WHAT THE TASK REQUIRES: Without pictures, output exactly the lines running from the line containing "Output a JSON" to the end of the listing below.

RECORD LIST:
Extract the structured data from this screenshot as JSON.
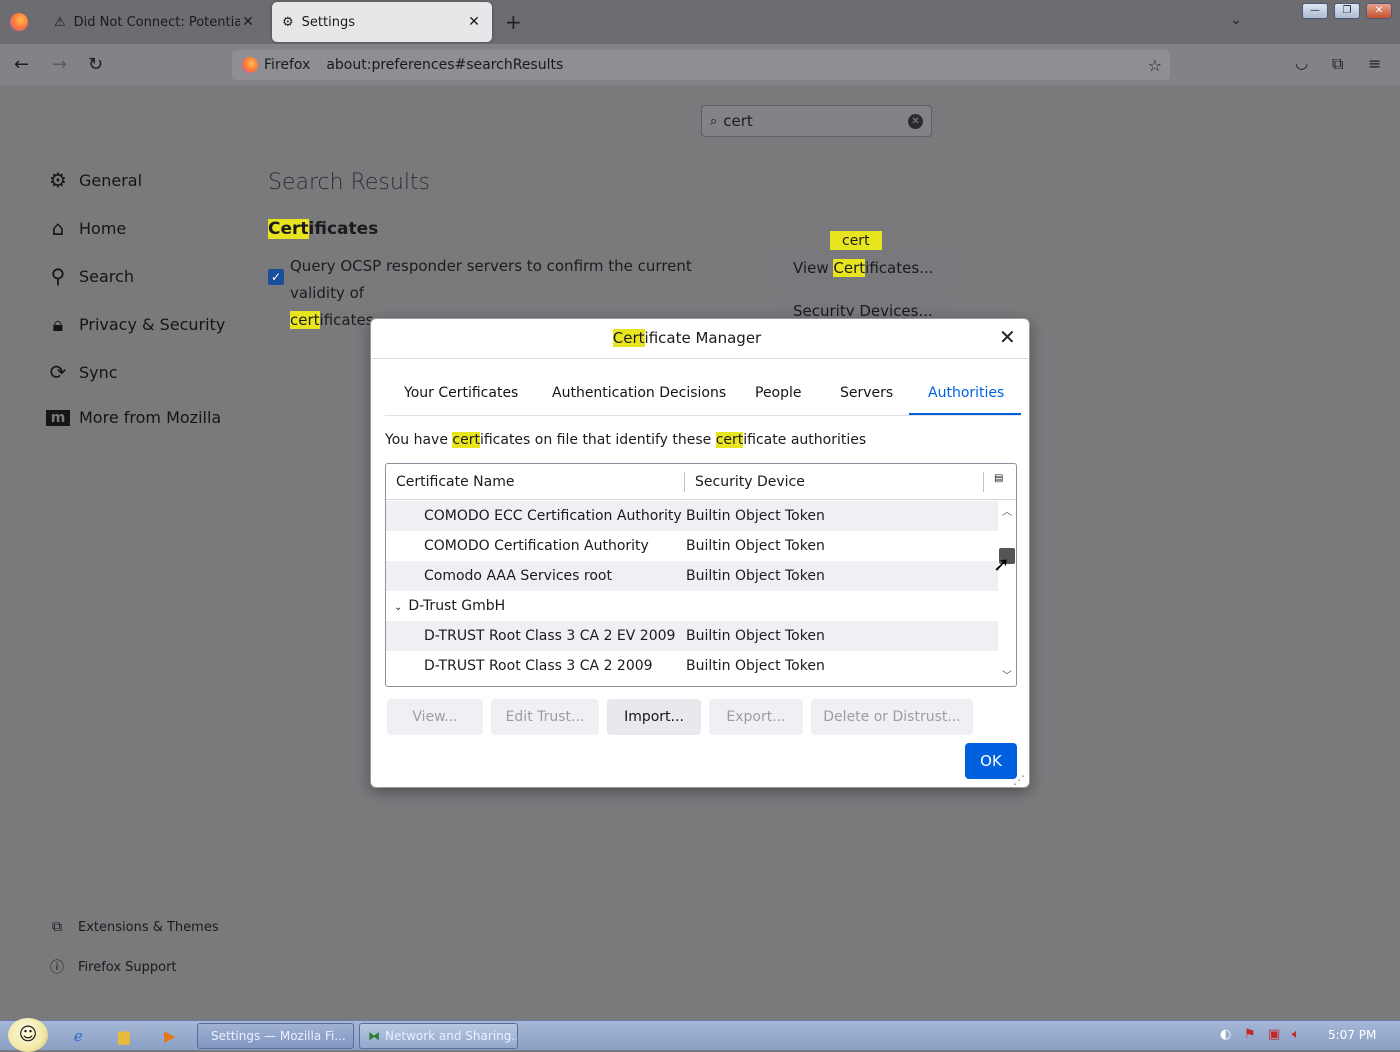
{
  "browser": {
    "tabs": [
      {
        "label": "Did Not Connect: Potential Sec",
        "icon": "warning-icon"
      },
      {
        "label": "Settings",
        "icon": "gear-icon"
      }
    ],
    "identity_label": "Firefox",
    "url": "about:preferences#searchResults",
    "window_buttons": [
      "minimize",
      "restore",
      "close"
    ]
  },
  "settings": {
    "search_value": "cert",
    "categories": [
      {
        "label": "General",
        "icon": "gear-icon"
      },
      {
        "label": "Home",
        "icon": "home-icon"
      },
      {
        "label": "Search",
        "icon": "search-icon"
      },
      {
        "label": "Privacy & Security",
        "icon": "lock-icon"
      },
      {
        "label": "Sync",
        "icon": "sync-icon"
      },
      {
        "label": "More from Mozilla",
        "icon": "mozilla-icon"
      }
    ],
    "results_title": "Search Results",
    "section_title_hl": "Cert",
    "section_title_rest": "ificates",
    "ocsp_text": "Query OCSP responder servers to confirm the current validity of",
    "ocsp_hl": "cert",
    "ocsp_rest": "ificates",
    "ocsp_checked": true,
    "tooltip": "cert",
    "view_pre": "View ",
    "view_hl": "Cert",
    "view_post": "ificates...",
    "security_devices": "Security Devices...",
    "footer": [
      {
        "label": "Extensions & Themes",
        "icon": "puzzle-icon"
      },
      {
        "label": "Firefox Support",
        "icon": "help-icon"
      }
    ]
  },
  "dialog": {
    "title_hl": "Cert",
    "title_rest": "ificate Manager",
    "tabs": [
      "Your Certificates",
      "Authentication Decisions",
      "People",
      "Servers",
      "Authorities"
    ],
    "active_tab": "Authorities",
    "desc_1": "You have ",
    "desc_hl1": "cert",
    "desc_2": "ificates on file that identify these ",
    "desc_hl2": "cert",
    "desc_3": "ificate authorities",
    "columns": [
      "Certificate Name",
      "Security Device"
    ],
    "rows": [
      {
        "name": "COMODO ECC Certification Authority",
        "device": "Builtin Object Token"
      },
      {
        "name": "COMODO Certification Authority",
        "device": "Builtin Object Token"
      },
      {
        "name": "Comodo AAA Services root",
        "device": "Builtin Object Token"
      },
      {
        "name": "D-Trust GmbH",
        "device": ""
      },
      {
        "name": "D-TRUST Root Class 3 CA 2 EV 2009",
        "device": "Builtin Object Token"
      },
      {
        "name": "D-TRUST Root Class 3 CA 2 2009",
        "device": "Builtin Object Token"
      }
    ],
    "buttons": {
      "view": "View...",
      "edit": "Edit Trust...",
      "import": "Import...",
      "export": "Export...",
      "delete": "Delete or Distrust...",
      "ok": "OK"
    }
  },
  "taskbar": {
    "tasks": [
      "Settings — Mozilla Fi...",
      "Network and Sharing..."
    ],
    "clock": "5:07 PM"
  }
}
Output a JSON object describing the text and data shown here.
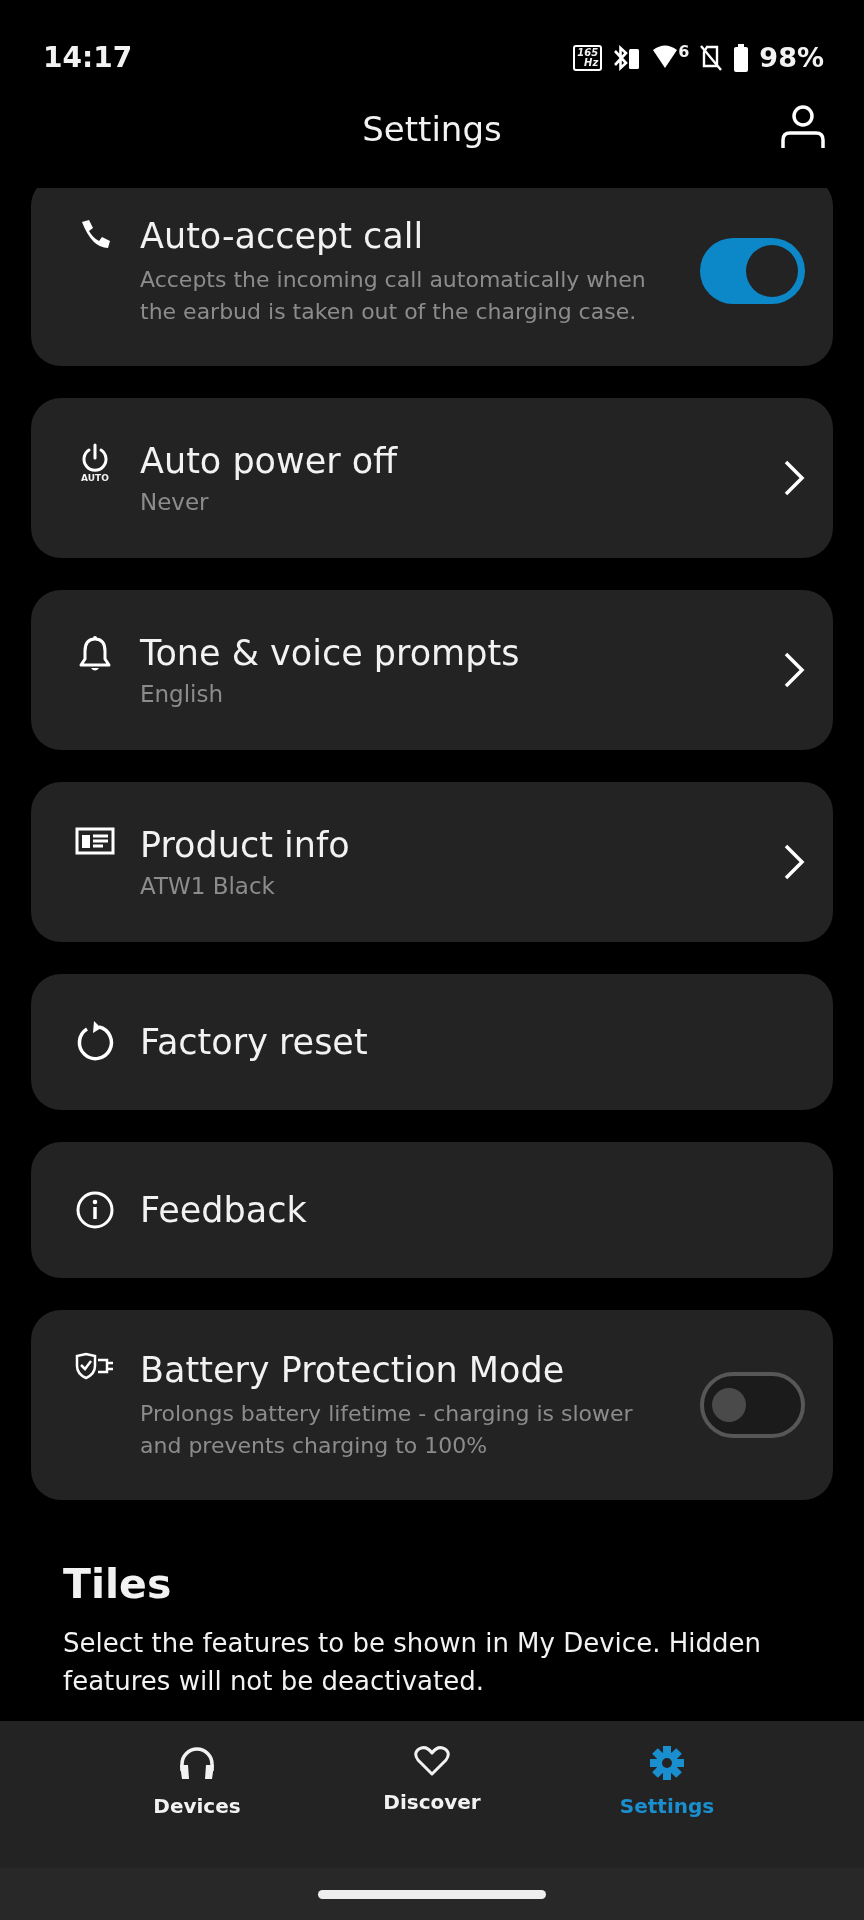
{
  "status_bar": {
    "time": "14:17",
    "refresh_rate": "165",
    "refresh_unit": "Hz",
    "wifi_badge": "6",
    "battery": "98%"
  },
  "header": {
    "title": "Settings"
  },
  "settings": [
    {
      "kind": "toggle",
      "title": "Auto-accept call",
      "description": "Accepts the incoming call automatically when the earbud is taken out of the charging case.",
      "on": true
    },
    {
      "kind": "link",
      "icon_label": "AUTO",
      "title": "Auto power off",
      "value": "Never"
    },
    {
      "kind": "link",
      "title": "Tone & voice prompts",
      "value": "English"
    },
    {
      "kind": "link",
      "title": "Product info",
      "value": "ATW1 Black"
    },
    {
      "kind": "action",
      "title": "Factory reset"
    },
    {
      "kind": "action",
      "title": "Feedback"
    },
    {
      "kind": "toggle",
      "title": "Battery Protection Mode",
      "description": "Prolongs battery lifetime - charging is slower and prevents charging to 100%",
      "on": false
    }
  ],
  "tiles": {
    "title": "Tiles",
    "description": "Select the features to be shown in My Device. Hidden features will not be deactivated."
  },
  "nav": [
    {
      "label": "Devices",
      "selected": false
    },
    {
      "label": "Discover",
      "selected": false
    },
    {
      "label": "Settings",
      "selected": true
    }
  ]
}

EXERCISE ANSWER:
Output a JSON object describing the text and data shown here.
{
  "status_bar": {
    "time": "14:17",
    "refresh_rate": "165",
    "refresh_unit": "Hz",
    "wifi_badge": "6",
    "battery": "98%"
  },
  "header": {
    "title": "Settings"
  },
  "settings": [
    {
      "kind": "toggle",
      "title": "Auto-accept call",
      "description": "Accepts the incoming call automatically when the earbud is taken out of the charging case.",
      "on": true
    },
    {
      "kind": "link",
      "icon_label": "AUTO",
      "title": "Auto power off",
      "value": "Never"
    },
    {
      "kind": "link",
      "title": "Tone & voice prompts",
      "value": "English"
    },
    {
      "kind": "link",
      "title": "Product info",
      "value": "ATW1 Black"
    },
    {
      "kind": "action",
      "title": "Factory reset"
    },
    {
      "kind": "action",
      "title": "Feedback"
    },
    {
      "kind": "toggle",
      "title": "Battery Protection Mode",
      "description": "Prolongs battery lifetime - charging is slower and prevents charging to 100%",
      "on": false
    }
  ],
  "tiles": {
    "title": "Tiles",
    "description": "Select the features to be shown in My Device. Hidden features will not be deactivated."
  },
  "nav": [
    {
      "label": "Devices",
      "selected": false
    },
    {
      "label": "Discover",
      "selected": false
    },
    {
      "label": "Settings",
      "selected": true
    }
  ]
}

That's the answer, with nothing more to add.